◆ Problem requirements ◆
Reading down the listing below, count the lines where the word "создания" shows up, then give only that count.

A run of records

#####

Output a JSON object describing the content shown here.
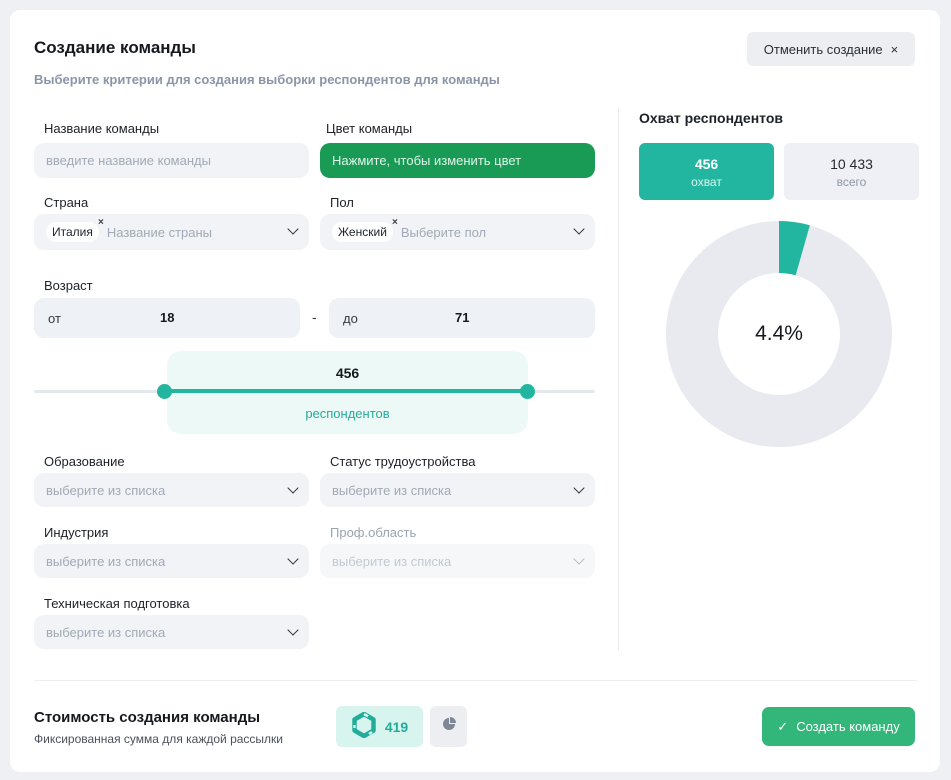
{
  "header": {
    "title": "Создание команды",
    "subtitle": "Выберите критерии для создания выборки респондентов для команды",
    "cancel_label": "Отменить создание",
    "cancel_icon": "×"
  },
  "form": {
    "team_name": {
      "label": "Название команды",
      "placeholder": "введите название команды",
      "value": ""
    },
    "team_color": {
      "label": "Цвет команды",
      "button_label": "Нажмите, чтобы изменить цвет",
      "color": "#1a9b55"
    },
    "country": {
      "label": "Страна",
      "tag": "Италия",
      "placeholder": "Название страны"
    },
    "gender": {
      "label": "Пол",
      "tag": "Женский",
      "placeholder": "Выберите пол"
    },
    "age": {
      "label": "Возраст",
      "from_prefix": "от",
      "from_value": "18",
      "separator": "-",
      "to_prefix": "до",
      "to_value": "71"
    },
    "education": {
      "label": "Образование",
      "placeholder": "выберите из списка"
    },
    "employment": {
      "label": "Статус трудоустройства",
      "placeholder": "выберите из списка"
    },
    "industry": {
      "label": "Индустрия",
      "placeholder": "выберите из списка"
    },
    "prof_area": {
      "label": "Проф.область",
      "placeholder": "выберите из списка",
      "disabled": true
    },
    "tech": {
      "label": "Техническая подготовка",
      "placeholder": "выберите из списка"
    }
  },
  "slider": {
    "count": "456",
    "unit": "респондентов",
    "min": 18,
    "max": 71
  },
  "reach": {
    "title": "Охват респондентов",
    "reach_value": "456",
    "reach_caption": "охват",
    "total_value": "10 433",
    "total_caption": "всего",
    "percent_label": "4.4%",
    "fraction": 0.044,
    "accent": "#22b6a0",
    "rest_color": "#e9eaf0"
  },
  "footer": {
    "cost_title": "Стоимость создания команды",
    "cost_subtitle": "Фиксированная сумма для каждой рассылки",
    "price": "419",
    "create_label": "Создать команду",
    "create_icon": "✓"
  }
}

#####

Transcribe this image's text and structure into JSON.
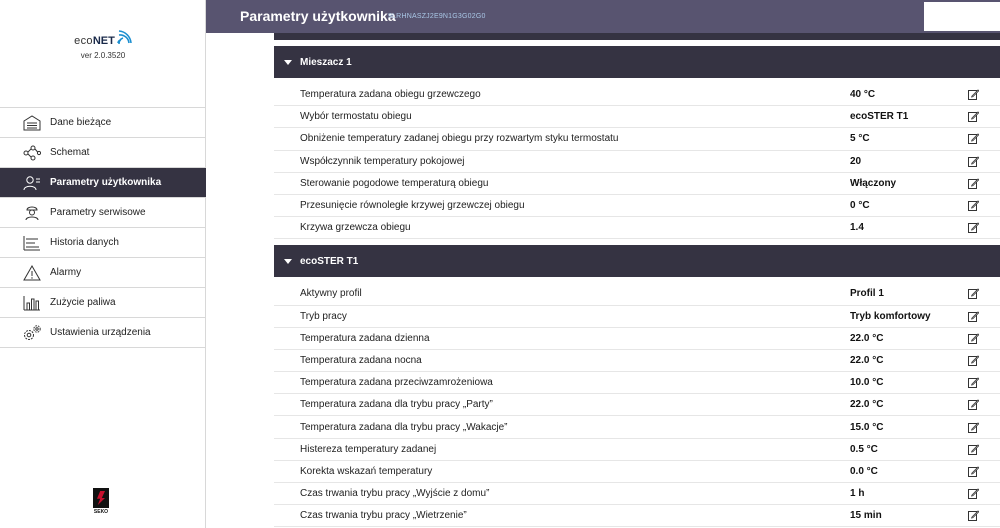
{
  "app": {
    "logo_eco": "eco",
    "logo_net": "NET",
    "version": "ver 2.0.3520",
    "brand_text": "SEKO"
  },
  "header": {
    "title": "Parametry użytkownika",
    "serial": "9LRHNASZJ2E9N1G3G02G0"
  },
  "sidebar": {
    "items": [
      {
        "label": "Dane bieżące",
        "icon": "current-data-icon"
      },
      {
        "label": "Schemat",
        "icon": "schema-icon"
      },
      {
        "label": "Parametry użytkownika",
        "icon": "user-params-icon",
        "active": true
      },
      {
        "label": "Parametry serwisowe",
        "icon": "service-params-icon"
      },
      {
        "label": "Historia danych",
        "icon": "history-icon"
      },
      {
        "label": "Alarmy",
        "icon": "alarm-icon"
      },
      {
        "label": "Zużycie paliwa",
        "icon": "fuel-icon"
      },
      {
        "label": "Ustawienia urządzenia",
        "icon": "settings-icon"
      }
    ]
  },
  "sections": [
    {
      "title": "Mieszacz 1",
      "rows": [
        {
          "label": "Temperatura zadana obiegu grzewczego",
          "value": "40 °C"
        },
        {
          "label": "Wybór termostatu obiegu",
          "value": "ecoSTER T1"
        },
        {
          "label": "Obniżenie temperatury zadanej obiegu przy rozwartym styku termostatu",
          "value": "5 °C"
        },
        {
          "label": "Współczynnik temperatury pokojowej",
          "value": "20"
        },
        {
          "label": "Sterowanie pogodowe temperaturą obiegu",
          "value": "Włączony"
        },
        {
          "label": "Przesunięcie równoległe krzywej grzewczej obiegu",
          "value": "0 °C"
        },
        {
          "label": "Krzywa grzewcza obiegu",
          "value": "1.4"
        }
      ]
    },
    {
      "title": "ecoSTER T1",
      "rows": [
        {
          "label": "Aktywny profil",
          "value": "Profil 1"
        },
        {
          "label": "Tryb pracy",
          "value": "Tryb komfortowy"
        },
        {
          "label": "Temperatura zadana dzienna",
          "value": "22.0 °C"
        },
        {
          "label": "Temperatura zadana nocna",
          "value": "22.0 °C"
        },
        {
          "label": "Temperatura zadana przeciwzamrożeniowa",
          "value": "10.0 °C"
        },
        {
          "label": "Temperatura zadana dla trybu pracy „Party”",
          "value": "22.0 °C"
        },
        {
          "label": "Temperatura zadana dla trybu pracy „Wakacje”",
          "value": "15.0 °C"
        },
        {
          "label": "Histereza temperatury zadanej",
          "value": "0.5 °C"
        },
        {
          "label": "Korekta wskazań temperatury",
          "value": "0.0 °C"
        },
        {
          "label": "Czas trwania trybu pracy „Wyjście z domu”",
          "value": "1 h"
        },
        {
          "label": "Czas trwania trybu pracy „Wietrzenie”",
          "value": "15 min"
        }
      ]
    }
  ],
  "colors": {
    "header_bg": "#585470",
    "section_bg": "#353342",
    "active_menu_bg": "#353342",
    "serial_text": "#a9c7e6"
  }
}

#####

◆ Result of the task ◆
2